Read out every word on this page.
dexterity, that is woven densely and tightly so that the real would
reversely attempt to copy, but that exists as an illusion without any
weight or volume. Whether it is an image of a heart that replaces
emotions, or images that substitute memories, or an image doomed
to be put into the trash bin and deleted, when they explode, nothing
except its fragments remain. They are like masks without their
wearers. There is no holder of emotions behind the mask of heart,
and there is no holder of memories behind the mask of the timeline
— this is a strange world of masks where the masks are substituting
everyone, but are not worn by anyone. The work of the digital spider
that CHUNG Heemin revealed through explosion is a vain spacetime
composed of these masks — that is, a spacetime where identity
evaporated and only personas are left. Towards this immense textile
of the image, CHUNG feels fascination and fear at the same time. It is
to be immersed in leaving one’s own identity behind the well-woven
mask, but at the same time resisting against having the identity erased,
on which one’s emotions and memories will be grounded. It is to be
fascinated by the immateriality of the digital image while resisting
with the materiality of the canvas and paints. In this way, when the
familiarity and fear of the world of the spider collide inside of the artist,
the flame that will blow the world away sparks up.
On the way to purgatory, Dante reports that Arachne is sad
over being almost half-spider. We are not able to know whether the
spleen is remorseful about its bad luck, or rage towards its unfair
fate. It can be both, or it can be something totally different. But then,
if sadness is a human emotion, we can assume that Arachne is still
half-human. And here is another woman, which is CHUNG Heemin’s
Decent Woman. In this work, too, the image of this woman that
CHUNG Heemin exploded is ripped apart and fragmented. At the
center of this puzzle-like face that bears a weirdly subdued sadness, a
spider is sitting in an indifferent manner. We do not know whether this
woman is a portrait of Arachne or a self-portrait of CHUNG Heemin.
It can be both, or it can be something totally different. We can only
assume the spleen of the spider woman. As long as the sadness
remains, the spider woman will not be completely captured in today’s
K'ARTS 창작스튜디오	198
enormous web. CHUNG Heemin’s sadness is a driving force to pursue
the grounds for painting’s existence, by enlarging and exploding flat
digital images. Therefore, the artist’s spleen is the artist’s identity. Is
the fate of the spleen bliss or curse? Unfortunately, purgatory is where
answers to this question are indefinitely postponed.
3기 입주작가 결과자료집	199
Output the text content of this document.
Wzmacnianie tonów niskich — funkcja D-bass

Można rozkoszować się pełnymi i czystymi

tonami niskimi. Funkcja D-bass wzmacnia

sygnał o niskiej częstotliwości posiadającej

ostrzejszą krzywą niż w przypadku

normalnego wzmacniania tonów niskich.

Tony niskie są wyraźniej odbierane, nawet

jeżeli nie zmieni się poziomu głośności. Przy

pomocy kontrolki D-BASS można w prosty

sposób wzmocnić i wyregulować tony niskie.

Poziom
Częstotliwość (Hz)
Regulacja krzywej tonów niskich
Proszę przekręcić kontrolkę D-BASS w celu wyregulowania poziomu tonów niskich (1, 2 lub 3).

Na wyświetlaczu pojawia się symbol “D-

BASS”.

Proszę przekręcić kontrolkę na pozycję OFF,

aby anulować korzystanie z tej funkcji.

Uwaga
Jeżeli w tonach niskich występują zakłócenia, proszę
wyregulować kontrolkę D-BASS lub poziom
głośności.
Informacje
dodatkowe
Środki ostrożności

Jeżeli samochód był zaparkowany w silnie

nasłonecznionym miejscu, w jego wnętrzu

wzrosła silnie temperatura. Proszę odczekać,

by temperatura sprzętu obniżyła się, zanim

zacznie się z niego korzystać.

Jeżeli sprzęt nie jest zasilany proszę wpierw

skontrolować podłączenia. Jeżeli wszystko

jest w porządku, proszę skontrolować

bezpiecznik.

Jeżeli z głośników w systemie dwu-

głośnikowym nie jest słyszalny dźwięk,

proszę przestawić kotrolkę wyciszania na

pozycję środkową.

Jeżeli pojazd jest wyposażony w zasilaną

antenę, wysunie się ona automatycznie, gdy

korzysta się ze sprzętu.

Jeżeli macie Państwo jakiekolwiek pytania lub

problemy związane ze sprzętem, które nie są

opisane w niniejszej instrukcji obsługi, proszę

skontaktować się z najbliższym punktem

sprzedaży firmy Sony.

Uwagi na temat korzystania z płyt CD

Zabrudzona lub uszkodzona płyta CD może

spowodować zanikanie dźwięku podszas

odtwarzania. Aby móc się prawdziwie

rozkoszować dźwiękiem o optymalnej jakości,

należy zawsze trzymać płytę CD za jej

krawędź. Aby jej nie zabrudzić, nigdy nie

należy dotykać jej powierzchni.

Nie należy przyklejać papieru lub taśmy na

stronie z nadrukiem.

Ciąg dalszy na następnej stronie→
+ + + + +
** REQUIREMENTS **
Set down all of the records shown above once more, exactly.

** FULL SOLUTION **
Read out every word on this page.
dexterity, that is woven densely and tightly so that the real would
reversely attempt to copy, but that exists as an illusion without any
weight or volume. Whether it is an image of a heart that replaces
emotions, or images that substitute memories, or an image doomed
to be put into the trash bin and deleted, when they explode, nothing
except its fragments remain. They are like masks without their
wearers. There is no holder of emotions behind the mask of heart,
and there is no holder of memories behind the mask of the timeline
— this is a strange world of masks where the masks are substituting
everyone, but are not worn by anyone. The work of the digital spider
that CHUNG Heemin revealed through explosion is a vain spacetime
composed of these masks — that is, a spacetime where identity
evaporated and only personas are left. Towards this immense textile
of the image, CHUNG feels fascination and fear at the same time. It is
to be immersed in leaving one’s own identity behind the well-woven
mask, but at the same time resisting against having the identity erased,
on which one’s emotions and memories will be grounded. It is to be
fascinated by the immateriality of the digital image while resisting
with the materiality of the canvas and paints. In this way, when the
familiarity and fear of the world of the spider collide inside of the artist,
the flame that will blow the world away sparks up.
On the way to purgatory, Dante reports that Arachne is sad
over being almost half-spider. We are not able to know whether the
spleen is remorseful about its bad luck, or rage towards its unfair
fate. It can be both, or it can be something totally different. But then,
if sadness is a human emotion, we can assume that Arachne is still
half-human. And here is another woman, which is CHUNG Heemin’s
Decent Woman. In this work, too, the image of this woman that
CHUNG Heemin exploded is ripped apart and fragmented. At the
center of this puzzle-like face that bears a weirdly subdued sadness, a
spider is sitting in an indifferent manner. We do not know whether this
woman is a portrait of Arachne or a self-portrait of CHUNG Heemin.
It can be both, or it can be something totally different. We can only
assume the spleen of the spider woman. As long as the sadness
remains, the spider woman will not be completely captured in today’s
K'ARTS 창작스튜디오	198
enormous web. CHUNG Heemin’s sadness is a driving force to pursue
the grounds for painting’s existence, by enlarging and exploding flat
digital images. Therefore, the artist’s spleen is the artist’s identity. Is
the fate of the spleen bliss or curse? Unfortunately, purgatory is where
answers to this question are indefinitely postponed.
3기 입주작가 결과자료집	199
Output the text content of this document.
Wzmacnianie tonów niskich — funkcja D-bass

Można rozkoszować się pełnymi i czystymi

tonami niskimi. Funkcja D-bass wzmacnia

sygnał o niskiej częstotliwości posiadającej

ostrzejszą krzywą niż w przypadku

normalnego wzmacniania tonów niskich.

Tony niskie są wyraźniej odbierane, nawet

jeżeli nie zmieni się poziomu głośności. Przy

pomocy kontrolki D-BASS można w prosty

sposób wzmocnić i wyregulować tony niskie.

Poziom
Częstotliwość (Hz)
Regulacja krzywej tonów niskich
Proszę przekręcić kontrolkę D-BASS w celu wyregulowania poziomu tonów niskich (1, 2 lub 3).

Na wyświetlaczu pojawia się symbol “D-

BASS”.

Proszę przekręcić kontrolkę na pozycję OFF,

aby anulować korzystanie z tej funkcji.

Uwaga
Jeżeli w tonach niskich występują zakłócenia, proszę
wyregulować kontrolkę D-BASS lub poziom
głośności.
Informacje
dodatkowe
Środki ostrożności

Jeżeli samochód był zaparkowany w silnie

nasłonecznionym miejscu, w jego wnętrzu

wzrosła silnie temperatura. Proszę odczekać,

by temperatura sprzętu obniżyła się, zanim

zacznie się z niego korzystać.

Jeżeli sprzęt nie jest zasilany proszę wpierw

skontrolować podłączenia. Jeżeli wszystko

jest w porządku, proszę skontrolować

bezpiecznik.

Jeżeli z głośników w systemie dwu-

głośnikowym nie jest słyszalny dźwięk,

proszę przestawić kotrolkę wyciszania na

pozycję środkową.

Jeżeli pojazd jest wyposażony w zasilaną

antenę, wysunie się ona automatycznie, gdy

korzysta się ze sprzętu.

Jeżeli macie Państwo jakiekolwiek pytania lub

problemy związane ze sprzętem, które nie są

opisane w niniejszej instrukcji obsługi, proszę

skontaktować się z najbliższym punktem

sprzedaży firmy Sony.

Uwagi na temat korzystania z płyt CD

Zabrudzona lub uszkodzona płyta CD może

spowodować zanikanie dźwięku podszas

odtwarzania. Aby móc się prawdziwie

rozkoszować dźwiękiem o optymalnej jakości,

należy zawsze trzymać płytę CD za jej

krawędź. Aby jej nie zabrudzić, nigdy nie

należy dotykać jej powierzchni.

Nie należy przyklejać papieru lub taśmy na

stronie z nadrukiem.

Ciąg dalszy na następnej stronie→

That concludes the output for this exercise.